PROBLEM » Output all the data exactly. Pictures do not belong in the copy.

PROVIDED RECORDS »
** start **

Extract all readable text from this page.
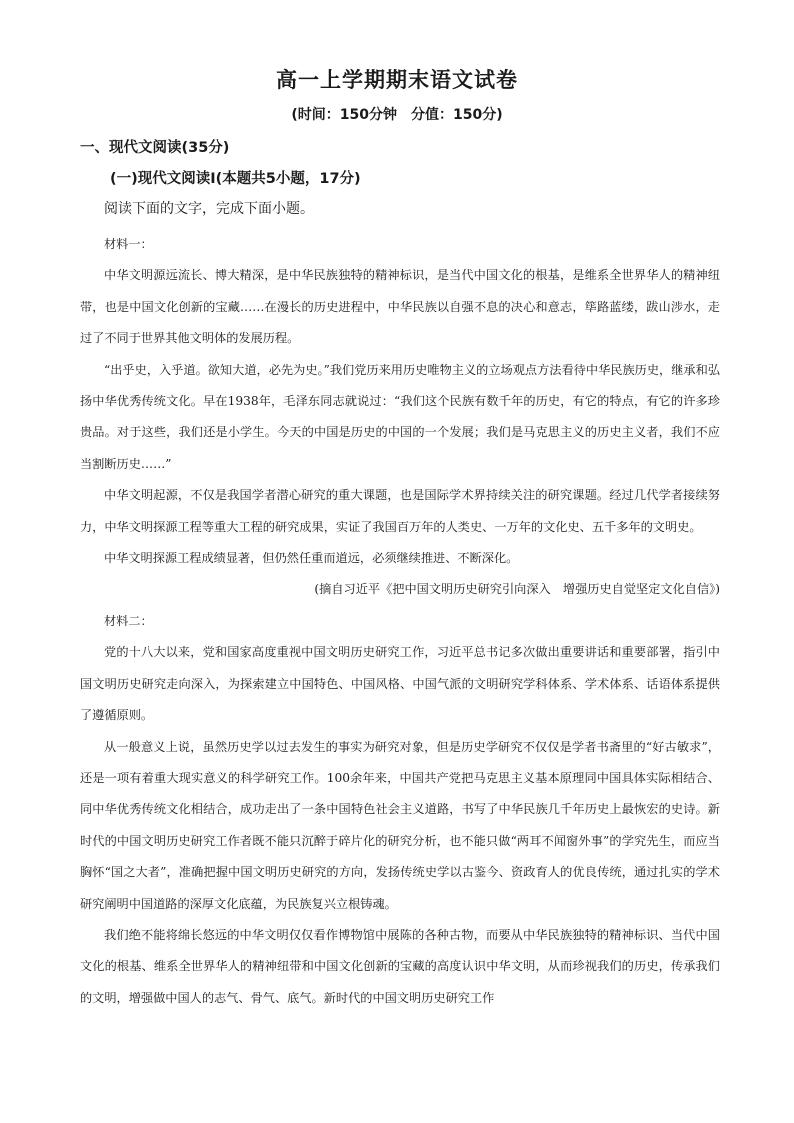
高一上学期期末语文试卷
(时间：150分钟　分值：150分)
一、现代文阅读(35分)
(一)现代文阅读Ⅰ(本题共5小题，17分)
阅读下面的文字，完成下面小题。

材料一：

中华文明源远流长、博大精深，是中华民族独特的精神标识，是当代中国文化的根基，是维系全世界华人的精神纽带，也是中国文化创新的宝藏……在漫长的历史进程中，中华民族以自强不息的决心和意志，筚路蓝缕，跋山涉水，走过了不同于世界其他文明体的发展历程。

“出乎史，入乎道。欲知大道，必先为史。”我们党历来用历史唯物主义的立场观点方法看待中华民族历史，继承和弘扬中华优秀传统文化。早在1938年，毛泽东同志就说过：“我们这个民族有数千年的历史，有它的特点，有它的许多珍贵品。对于这些，我们还是小学生。今天的中国是历史的中国的一个发展；我们是马克思主义的历史主义者，我们不应当割断历史……”

中华文明起源，不仅是我国学者潜心研究的重大课题，也是国际学术界持续关注的研究课题。经过几代学者接续努力，中华文明探源工程等重大工程的研究成果，实证了我国百万年的人类史、一万年的文化史、五千多年的文明史。

中华文明探源工程成绩显著，但仍然任重而道远，必须继续推进、不断深化。

(摘自习近平《把中国文明历史研究引向深入　增强历史自觉坚定文化自信》)

材料二：

党的十八大以来，党和国家高度重视中国文明历史研究工作，习近平总书记多次做出重要讲话和重要部署，指引中国文明历史研究走向深入，为探索建立中国特色、中国风格、中国气派的文明研究学科体系、学术体系、话语体系提供了遵循原则。

从一般意义上说，虽然历史学以过去发生的事实为研究对象，但是历史学研究不仅仅是学者书斋里的“好古敏求”，还是一项有着重大现实意义的科学研究工作。100余年来，中国共产党把马克思主义基本原理同中国具体实际相结合、同中华优秀传统文化相结合，成功走出了一条中国特色社会主义道路，书写了中华民族几千年历史上最恢宏的史诗。新时代的中国文明历史研究工作者既不能只沉醉于碎片化的研究分析，也不能只做“两耳不闻窗外事”的学究先生，而应当胸怀“国之大者”，准确把握中国文明历史研究的方向，发扬传统史学以古鉴今、资政育人的优良传统，通过扎实的学术研究阐明中国道路的深厚文化底蕴，为民族复兴立根铸魂。

我们绝不能将绵长悠远的中华文明仅仅看作博物馆中展陈的各种古物，而要从中华民族独特的精神标识、当代中国文化的根基、维系全世界华人的精神纽带和中国文化创新的宝藏的高度认识中华文明，从而珍视我们的历史，传承我们的文明，增强做中国人的志气、骨气、底气。新时代的中国文明历史研究工作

** end **

EXERCISE RESPONSE »
Extract all readable text from this page.
高一上学期期末语文试卷
(时间：150分钟　分值：150分)
一、现代文阅读(35分)
(一)现代文阅读Ⅰ(本题共5小题，17分)
阅读下面的文字，完成下面小题。

材料一：

中华文明源远流长、博大精深，是中华民族独特的精神标识，是当代中国文化的根基，是维系全世界华人的精神纽带，也是中国文化创新的宝藏……在漫长的历史进程中，中华民族以自强不息的决心和意志，筚路蓝缕，跋山涉水，走过了不同于世界其他文明体的发展历程。

“出乎史，入乎道。欲知大道，必先为史。”我们党历来用历史唯物主义的立场观点方法看待中华民族历史，继承和弘扬中华优秀传统文化。早在1938年，毛泽东同志就说过：“我们这个民族有数千年的历史，有它的特点，有它的许多珍贵品。对于这些，我们还是小学生。今天的中国是历史的中国的一个发展；我们是马克思主义的历史主义者，我们不应当割断历史……”

中华文明起源，不仅是我国学者潜心研究的重大课题，也是国际学术界持续关注的研究课题。经过几代学者接续努力，中华文明探源工程等重大工程的研究成果，实证了我国百万年的人类史、一万年的文化史、五千多年的文明史。

中华文明探源工程成绩显著，但仍然任重而道远，必须继续推进、不断深化。

(摘自习近平《把中国文明历史研究引向深入　增强历史自觉坚定文化自信》)

材料二：

党的十八大以来，党和国家高度重视中国文明历史研究工作，习近平总书记多次做出重要讲话和重要部署，指引中国文明历史研究走向深入，为探索建立中国特色、中国风格、中国气派的文明研究学科体系、学术体系、话语体系提供了遵循原则。

从一般意义上说，虽然历史学以过去发生的事实为研究对象，但是历史学研究不仅仅是学者书斋里的“好古敏求”，还是一项有着重大现实意义的科学研究工作。100余年来，中国共产党把马克思主义基本原理同中国具体实际相结合、同中华优秀传统文化相结合，成功走出了一条中国特色社会主义道路，书写了中华民族几千年历史上最恢宏的史诗。新时代的中国文明历史研究工作者既不能只沉醉于碎片化的研究分析，也不能只做“两耳不闻窗外事”的学究先生，而应当胸怀“国之大者”，准确把握中国文明历史研究的方向，发扬传统史学以古鉴今、资政育人的优良传统，通过扎实的学术研究阐明中国道路的深厚文化底蕴，为民族复兴立根铸魂。

我们绝不能将绵长悠远的中华文明仅仅看作博物馆中展陈的各种古物，而要从中华民族独特的精神标识、当代中国文化的根基、维系全世界华人的精神纽带和中国文化创新的宝藏的高度认识中华文明，从而珍视我们的历史，传承我们的文明，增强做中国人的志气、骨气、底气。新时代的中国文明历史研究工作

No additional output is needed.